**TO DO**: Go through the records underneath and write each one out again exactly.

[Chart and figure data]
---*---
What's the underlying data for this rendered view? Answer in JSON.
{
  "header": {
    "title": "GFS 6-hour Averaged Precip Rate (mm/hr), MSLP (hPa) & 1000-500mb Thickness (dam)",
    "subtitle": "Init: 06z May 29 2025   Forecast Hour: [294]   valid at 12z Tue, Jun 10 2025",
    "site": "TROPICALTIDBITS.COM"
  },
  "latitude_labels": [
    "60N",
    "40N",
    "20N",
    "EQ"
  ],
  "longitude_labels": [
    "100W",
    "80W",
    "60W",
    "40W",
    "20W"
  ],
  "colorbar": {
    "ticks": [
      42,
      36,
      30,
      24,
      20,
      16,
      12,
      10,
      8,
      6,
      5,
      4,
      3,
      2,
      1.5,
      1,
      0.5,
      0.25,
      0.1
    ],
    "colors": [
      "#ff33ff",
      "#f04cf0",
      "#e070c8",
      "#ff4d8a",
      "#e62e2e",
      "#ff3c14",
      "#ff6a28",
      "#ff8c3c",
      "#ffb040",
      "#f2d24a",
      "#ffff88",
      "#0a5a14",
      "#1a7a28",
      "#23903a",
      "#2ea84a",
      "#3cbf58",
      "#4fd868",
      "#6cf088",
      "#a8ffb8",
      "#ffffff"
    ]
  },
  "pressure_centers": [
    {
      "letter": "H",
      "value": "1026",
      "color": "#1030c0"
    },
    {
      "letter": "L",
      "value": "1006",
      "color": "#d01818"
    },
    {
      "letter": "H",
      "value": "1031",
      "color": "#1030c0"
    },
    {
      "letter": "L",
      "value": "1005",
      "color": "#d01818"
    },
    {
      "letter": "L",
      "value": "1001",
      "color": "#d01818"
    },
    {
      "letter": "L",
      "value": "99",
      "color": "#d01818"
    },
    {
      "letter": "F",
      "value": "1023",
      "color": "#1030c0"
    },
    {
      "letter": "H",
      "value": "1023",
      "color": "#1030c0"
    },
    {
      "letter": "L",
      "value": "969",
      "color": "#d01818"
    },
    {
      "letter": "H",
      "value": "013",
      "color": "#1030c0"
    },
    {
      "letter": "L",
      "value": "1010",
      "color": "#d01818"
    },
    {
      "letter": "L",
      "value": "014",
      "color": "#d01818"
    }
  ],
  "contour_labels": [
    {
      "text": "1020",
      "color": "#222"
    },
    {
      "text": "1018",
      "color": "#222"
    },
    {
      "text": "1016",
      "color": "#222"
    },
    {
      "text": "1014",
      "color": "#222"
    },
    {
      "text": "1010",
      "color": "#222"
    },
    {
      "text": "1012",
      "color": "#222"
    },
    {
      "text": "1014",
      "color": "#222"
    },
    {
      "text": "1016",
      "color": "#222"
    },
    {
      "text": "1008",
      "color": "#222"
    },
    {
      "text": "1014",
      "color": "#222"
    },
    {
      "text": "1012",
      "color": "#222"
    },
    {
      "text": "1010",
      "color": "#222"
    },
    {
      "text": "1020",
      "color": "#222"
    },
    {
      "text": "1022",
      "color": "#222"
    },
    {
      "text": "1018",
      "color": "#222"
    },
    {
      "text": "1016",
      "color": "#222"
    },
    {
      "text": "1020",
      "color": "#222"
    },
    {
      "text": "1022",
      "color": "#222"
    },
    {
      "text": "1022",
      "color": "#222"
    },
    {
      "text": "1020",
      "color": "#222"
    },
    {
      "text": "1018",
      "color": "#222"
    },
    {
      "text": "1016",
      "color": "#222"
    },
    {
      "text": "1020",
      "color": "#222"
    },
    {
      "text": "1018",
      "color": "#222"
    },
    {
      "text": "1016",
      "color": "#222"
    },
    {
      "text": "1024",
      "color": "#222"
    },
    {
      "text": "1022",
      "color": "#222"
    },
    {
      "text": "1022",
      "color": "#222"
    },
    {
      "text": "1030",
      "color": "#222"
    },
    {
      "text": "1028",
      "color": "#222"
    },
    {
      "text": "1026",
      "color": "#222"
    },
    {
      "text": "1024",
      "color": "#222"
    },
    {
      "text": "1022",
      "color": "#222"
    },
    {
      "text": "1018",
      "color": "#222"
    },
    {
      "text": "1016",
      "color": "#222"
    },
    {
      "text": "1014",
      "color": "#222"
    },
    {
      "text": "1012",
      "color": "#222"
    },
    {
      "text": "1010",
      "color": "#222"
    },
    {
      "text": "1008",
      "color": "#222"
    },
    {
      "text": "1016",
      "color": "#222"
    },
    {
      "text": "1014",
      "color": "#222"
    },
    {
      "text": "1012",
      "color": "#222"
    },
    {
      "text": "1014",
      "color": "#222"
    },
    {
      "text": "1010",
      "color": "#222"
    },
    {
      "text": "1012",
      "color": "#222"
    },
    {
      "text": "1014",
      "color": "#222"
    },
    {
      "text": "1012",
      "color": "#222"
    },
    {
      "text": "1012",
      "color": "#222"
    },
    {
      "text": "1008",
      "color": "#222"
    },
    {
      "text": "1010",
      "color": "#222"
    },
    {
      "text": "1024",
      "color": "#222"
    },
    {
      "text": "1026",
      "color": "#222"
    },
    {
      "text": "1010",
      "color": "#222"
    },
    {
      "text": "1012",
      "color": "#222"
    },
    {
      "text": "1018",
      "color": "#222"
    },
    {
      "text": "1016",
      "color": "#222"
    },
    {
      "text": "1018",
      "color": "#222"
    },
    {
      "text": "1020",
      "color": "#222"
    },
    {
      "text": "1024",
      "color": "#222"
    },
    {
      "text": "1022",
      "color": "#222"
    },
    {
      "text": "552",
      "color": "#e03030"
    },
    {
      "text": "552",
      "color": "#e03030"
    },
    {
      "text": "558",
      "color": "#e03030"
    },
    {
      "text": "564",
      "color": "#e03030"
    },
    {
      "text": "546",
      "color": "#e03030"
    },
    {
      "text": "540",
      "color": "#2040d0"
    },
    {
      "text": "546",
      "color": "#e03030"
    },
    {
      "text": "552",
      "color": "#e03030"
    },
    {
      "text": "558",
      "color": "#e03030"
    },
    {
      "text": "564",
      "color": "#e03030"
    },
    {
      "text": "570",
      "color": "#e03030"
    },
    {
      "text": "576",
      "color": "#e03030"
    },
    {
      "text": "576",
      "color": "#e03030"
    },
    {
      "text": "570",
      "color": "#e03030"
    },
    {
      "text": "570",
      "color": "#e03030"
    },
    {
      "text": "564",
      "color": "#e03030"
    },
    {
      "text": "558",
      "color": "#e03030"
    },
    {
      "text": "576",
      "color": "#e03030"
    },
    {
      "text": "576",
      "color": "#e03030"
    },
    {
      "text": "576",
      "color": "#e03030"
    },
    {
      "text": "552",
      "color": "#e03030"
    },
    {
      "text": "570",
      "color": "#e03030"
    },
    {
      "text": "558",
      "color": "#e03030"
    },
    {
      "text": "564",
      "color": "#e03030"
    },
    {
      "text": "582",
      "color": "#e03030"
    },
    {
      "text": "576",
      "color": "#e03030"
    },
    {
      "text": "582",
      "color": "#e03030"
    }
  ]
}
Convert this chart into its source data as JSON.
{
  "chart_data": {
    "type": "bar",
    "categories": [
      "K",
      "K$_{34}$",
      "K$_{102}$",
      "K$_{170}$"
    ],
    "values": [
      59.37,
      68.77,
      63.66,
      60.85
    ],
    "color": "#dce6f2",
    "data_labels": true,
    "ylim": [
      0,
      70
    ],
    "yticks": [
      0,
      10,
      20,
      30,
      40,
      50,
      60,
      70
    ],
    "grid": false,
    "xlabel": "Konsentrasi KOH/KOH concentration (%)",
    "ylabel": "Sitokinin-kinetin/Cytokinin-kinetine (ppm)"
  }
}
---*---
**RESPONSE**:
What's the underlying data for this rendered view? Answer in JSON.
{
  "header": {
    "title": "GFS 6-hour Averaged Precip Rate (mm/hr), MSLP (hPa) & 1000-500mb Thickness (dam)",
    "subtitle": "Init: 06z May 29 2025   Forecast Hour: [294]   valid at 12z Tue, Jun 10 2025",
    "site": "TROPICALTIDBITS.COM"
  },
  "latitude_labels": [
    "60N",
    "40N",
    "20N",
    "EQ"
  ],
  "longitude_labels": [
    "100W",
    "80W",
    "60W",
    "40W",
    "20W"
  ],
  "colorbar": {
    "ticks": [
      42,
      36,
      30,
      24,
      20,
      16,
      12,
      10,
      8,
      6,
      5,
      4,
      3,
      2,
      1.5,
      1,
      0.5,
      0.25,
      0.1
    ],
    "colors": [
      "#ff33ff",
      "#f04cf0",
      "#e070c8",
      "#ff4d8a",
      "#e62e2e",
      "#ff3c14",
      "#ff6a28",
      "#ff8c3c",
      "#ffb040",
      "#f2d24a",
      "#ffff88",
      "#0a5a14",
      "#1a7a28",
      "#23903a",
      "#2ea84a",
      "#3cbf58",
      "#4fd868",
      "#6cf088",
      "#a8ffb8",
      "#ffffff"
    ]
  },
  "pressure_centers": [
    {
      "letter": "H",
      "value": "1026",
      "color": "#1030c0"
    },
    {
      "letter": "L",
      "value": "1006",
      "color": "#d01818"
    },
    {
      "letter": "H",
      "value": "1031",
      "color": "#1030c0"
    },
    {
      "letter": "L",
      "value": "1005",
      "color": "#d01818"
    },
    {
      "letter": "L",
      "value": "1001",
      "color": "#d01818"
    },
    {
      "letter": "L",
      "value": "99",
      "color": "#d01818"
    },
    {
      "letter": "F",
      "value": "1023",
      "color": "#1030c0"
    },
    {
      "letter": "H",
      "value": "1023",
      "color": "#1030c0"
    },
    {
      "letter": "L",
      "value": "969",
      "color": "#d01818"
    },
    {
      "letter": "H",
      "value": "013",
      "color": "#1030c0"
    },
    {
      "letter": "L",
      "value": "1010",
      "color": "#d01818"
    },
    {
      "letter": "L",
      "value": "014",
      "color": "#d01818"
    }
  ],
  "contour_labels": [
    {
      "text": "1020",
      "color": "#222"
    },
    {
      "text": "1018",
      "color": "#222"
    },
    {
      "text": "1016",
      "color": "#222"
    },
    {
      "text": "1014",
      "color": "#222"
    },
    {
      "text": "1010",
      "color": "#222"
    },
    {
      "text": "1012",
      "color": "#222"
    },
    {
      "text": "1014",
      "color": "#222"
    },
    {
      "text": "1016",
      "color": "#222"
    },
    {
      "text": "1008",
      "color": "#222"
    },
    {
      "text": "1014",
      "color": "#222"
    },
    {
      "text": "1012",
      "color": "#222"
    },
    {
      "text": "1010",
      "color": "#222"
    },
    {
      "text": "1020",
      "color": "#222"
    },
    {
      "text": "1022",
      "color": "#222"
    },
    {
      "text": "1018",
      "color": "#222"
    },
    {
      "text": "1016",
      "color": "#222"
    },
    {
      "text": "1020",
      "color": "#222"
    },
    {
      "text": "1022",
      "color": "#222"
    },
    {
      "text": "1022",
      "color": "#222"
    },
    {
      "text": "1020",
      "color": "#222"
    },
    {
      "text": "1018",
      "color": "#222"
    },
    {
      "text": "1016",
      "color": "#222"
    },
    {
      "text": "1020",
      "color": "#222"
    },
    {
      "text": "1018",
      "color": "#222"
    },
    {
      "text": "1016",
      "color": "#222"
    },
    {
      "text": "1024",
      "color": "#222"
    },
    {
      "text": "1022",
      "color": "#222"
    },
    {
      "text": "1022",
      "color": "#222"
    },
    {
      "text": "1030",
      "color": "#222"
    },
    {
      "text": "1028",
      "color": "#222"
    },
    {
      "text": "1026",
      "color": "#222"
    },
    {
      "text": "1024",
      "color": "#222"
    },
    {
      "text": "1022",
      "color": "#222"
    },
    {
      "text": "1018",
      "color": "#222"
    },
    {
      "text": "1016",
      "color": "#222"
    },
    {
      "text": "1014",
      "color": "#222"
    },
    {
      "text": "1012",
      "color": "#222"
    },
    {
      "text": "1010",
      "color": "#222"
    },
    {
      "text": "1008",
      "color": "#222"
    },
    {
      "text": "1016",
      "color": "#222"
    },
    {
      "text": "1014",
      "color": "#222"
    },
    {
      "text": "1012",
      "color": "#222"
    },
    {
      "text": "1014",
      "color": "#222"
    },
    {
      "text": "1010",
      "color": "#222"
    },
    {
      "text": "1012",
      "color": "#222"
    },
    {
      "text": "1014",
      "color": "#222"
    },
    {
      "text": "1012",
      "color": "#222"
    },
    {
      "text": "1012",
      "color": "#222"
    },
    {
      "text": "1008",
      "color": "#222"
    },
    {
      "text": "1010",
      "color": "#222"
    },
    {
      "text": "1024",
      "color": "#222"
    },
    {
      "text": "1026",
      "color": "#222"
    },
    {
      "text": "1010",
      "color": "#222"
    },
    {
      "text": "1012",
      "color": "#222"
    },
    {
      "text": "1018",
      "color": "#222"
    },
    {
      "text": "1016",
      "color": "#222"
    },
    {
      "text": "1018",
      "color": "#222"
    },
    {
      "text": "1020",
      "color": "#222"
    },
    {
      "text": "1024",
      "color": "#222"
    },
    {
      "text": "1022",
      "color": "#222"
    },
    {
      "text": "552",
      "color": "#e03030"
    },
    {
      "text": "552",
      "color": "#e03030"
    },
    {
      "text": "558",
      "color": "#e03030"
    },
    {
      "text": "564",
      "color": "#e03030"
    },
    {
      "text": "546",
      "color": "#e03030"
    },
    {
      "text": "540",
      "color": "#2040d0"
    },
    {
      "text": "546",
      "color": "#e03030"
    },
    {
      "text": "552",
      "color": "#e03030"
    },
    {
      "text": "558",
      "color": "#e03030"
    },
    {
      "text": "564",
      "color": "#e03030"
    },
    {
      "text": "570",
      "color": "#e03030"
    },
    {
      "text": "576",
      "color": "#e03030"
    },
    {
      "text": "576",
      "color": "#e03030"
    },
    {
      "text": "570",
      "color": "#e03030"
    },
    {
      "text": "570",
      "color": "#e03030"
    },
    {
      "text": "564",
      "color": "#e03030"
    },
    {
      "text": "558",
      "color": "#e03030"
    },
    {
      "text": "576",
      "color": "#e03030"
    },
    {
      "text": "576",
      "color": "#e03030"
    },
    {
      "text": "576",
      "color": "#e03030"
    },
    {
      "text": "552",
      "color": "#e03030"
    },
    {
      "text": "570",
      "color": "#e03030"
    },
    {
      "text": "558",
      "color": "#e03030"
    },
    {
      "text": "564",
      "color": "#e03030"
    },
    {
      "text": "582",
      "color": "#e03030"
    },
    {
      "text": "576",
      "color": "#e03030"
    },
    {
      "text": "582",
      "color": "#e03030"
    }
  ]
}
Convert this chart into its source data as JSON.
{
  "chart_data": {
    "type": "bar",
    "categories": [
      "K",
      "K$_{34}$",
      "K$_{102}$",
      "K$_{170}$"
    ],
    "values": [
      59.37,
      68.77,
      63.66,
      60.85
    ],
    "color": "#dce6f2",
    "data_labels": true,
    "ylim": [
      0,
      70
    ],
    "yticks": [
      0,
      10,
      20,
      30,
      40,
      50,
      60,
      70
    ],
    "grid": false,
    "xlabel": "Konsentrasi KOH/KOH concentration (%)",
    "ylabel": "Sitokinin-kinetin/Cytokinin-kinetine (ppm)"
  }
}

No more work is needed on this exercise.